> **YOUR INSTRUCTIONS**:
Make a verbatim copy of the entries below; pictures stay out.

> **THE DATA**:
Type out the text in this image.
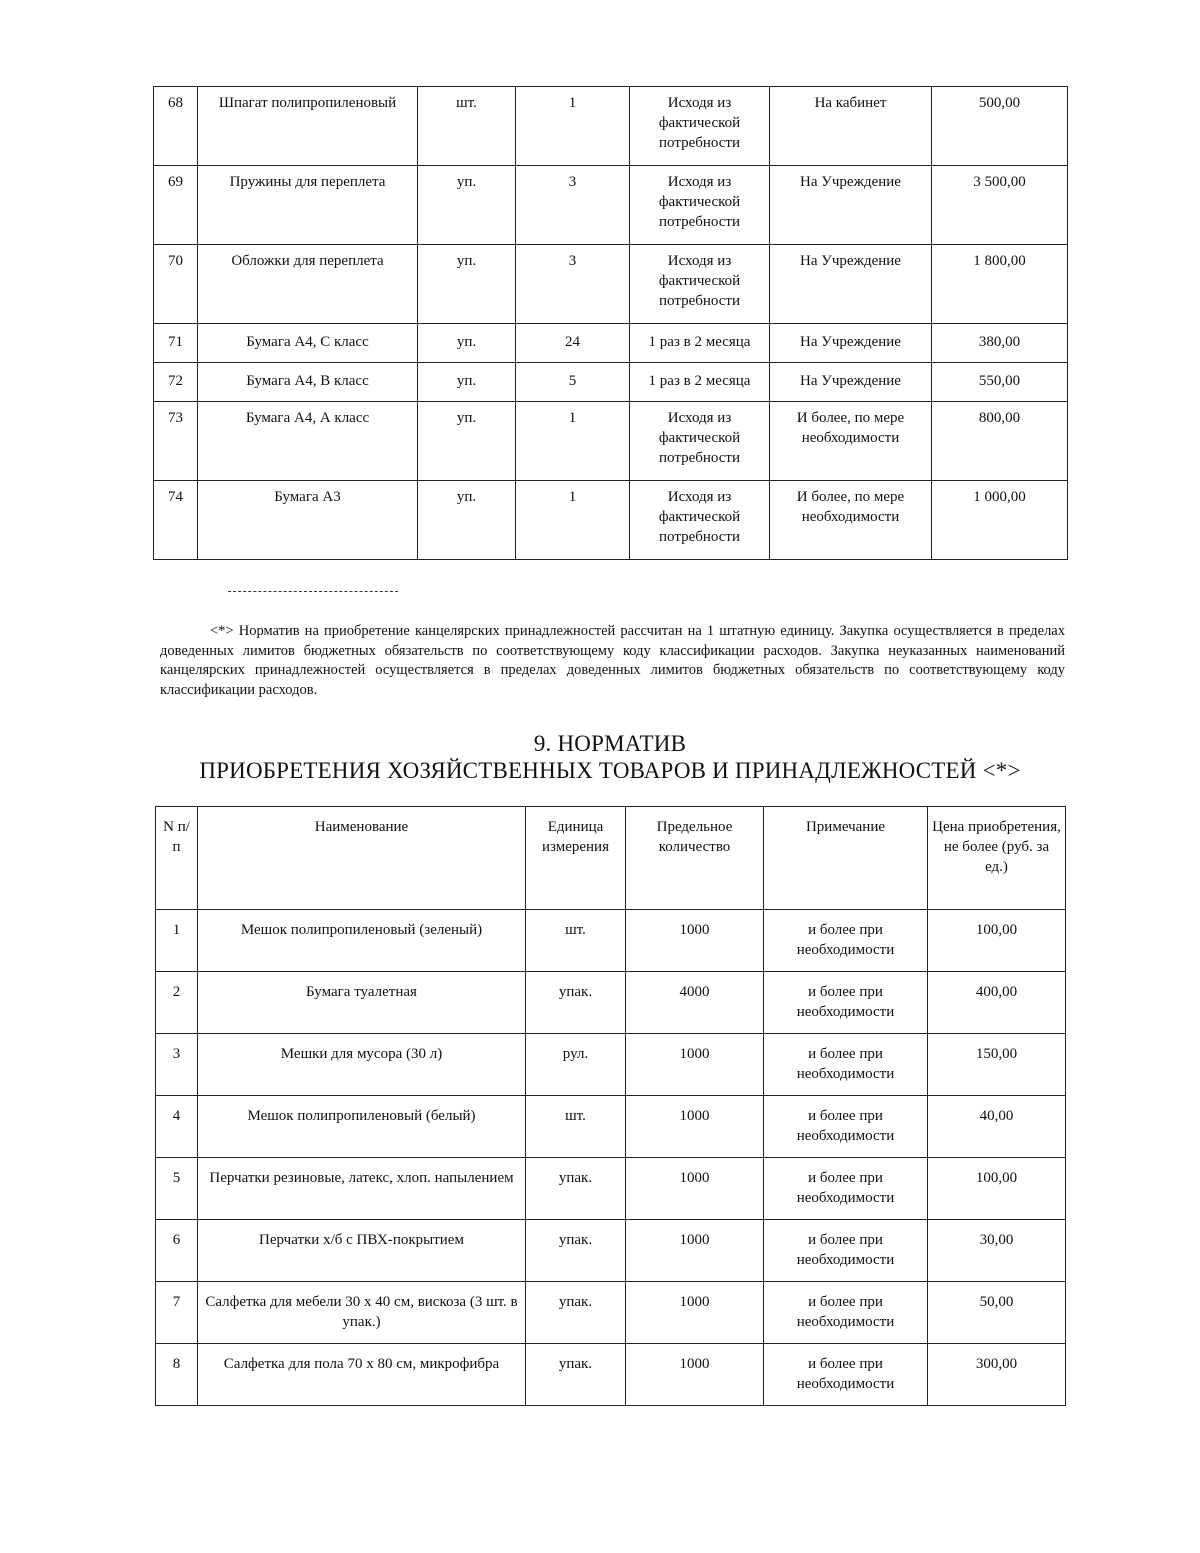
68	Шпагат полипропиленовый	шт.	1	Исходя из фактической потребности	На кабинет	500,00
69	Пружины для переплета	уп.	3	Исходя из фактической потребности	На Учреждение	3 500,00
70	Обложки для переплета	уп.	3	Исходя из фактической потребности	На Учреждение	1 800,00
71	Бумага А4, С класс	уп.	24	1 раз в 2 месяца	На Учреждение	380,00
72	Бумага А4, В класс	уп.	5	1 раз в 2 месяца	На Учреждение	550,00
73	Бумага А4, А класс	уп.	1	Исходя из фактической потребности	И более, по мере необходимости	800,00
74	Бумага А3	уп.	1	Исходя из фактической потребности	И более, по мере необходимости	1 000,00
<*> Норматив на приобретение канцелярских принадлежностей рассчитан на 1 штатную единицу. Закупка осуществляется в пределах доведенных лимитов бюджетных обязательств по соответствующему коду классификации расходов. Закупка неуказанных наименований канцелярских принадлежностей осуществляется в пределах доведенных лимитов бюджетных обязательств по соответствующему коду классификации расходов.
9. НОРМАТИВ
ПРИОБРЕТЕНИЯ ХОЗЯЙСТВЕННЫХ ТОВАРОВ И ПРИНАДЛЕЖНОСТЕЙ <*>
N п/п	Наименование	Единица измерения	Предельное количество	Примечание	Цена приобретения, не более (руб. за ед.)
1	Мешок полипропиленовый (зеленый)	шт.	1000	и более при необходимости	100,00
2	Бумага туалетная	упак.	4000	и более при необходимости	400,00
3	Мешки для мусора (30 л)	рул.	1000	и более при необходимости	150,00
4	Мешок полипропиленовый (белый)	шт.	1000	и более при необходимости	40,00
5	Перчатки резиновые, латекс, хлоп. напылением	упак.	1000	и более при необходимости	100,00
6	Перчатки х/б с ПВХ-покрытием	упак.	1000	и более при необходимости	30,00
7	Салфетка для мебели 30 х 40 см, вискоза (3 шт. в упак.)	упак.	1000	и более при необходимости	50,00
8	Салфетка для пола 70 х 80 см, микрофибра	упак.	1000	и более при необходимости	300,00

> **OUTPUT BELOW**:
Type out the text in this image.
68	Шпагат полипропиленовый	шт.	1	Исходя из фактической потребности	На кабинет	500,00
69	Пружины для переплета	уп.	3	Исходя из фактической потребности	На Учреждение	3 500,00
70	Обложки для переплета	уп.	3	Исходя из фактической потребности	На Учреждение	1 800,00
71	Бумага А4, С класс	уп.	24	1 раз в 2 месяца	На Учреждение	380,00
72	Бумага А4, В класс	уп.	5	1 раз в 2 месяца	На Учреждение	550,00
73	Бумага А4, А класс	уп.	1	Исходя из фактической потребности	И более, по мере необходимости	800,00
74	Бумага А3	уп.	1	Исходя из фактической потребности	И более, по мере необходимости	1 000,00
<*> Норматив на приобретение канцелярских принадлежностей рассчитан на 1 штатную единицу. Закупка осуществляется в пределах доведенных лимитов бюджетных обязательств по соответствующему коду классификации расходов. Закупка неуказанных наименований канцелярских принадлежностей осуществляется в пределах доведенных лимитов бюджетных обязательств по соответствующему коду классификации расходов.
9. НОРМАТИВ
ПРИОБРЕТЕНИЯ ХОЗЯЙСТВЕННЫХ ТОВАРОВ И ПРИНАДЛЕЖНОСТЕЙ <*>
N п/п	Наименование	Единица измерения	Предельное количество	Примечание	Цена приобретения, не более (руб. за ед.)
1	Мешок полипропиленовый (зеленый)	шт.	1000	и более при необходимости	100,00
2	Бумага туалетная	упак.	4000	и более при необходимости	400,00
3	Мешки для мусора (30 л)	рул.	1000	и более при необходимости	150,00
4	Мешок полипропиленовый (белый)	шт.	1000	и более при необходимости	40,00
5	Перчатки резиновые, латекс, хлоп. напылением	упак.	1000	и более при необходимости	100,00
6	Перчатки х/б с ПВХ-покрытием	упак.	1000	и более при необходимости	30,00
7	Салфетка для мебели 30 х 40 см, вискоза (3 шт. в упак.)	упак.	1000	и более при необходимости	50,00
8	Салфетка для пола 70 х 80 см, микрофибра	упак.	1000	и более при необходимости	300,00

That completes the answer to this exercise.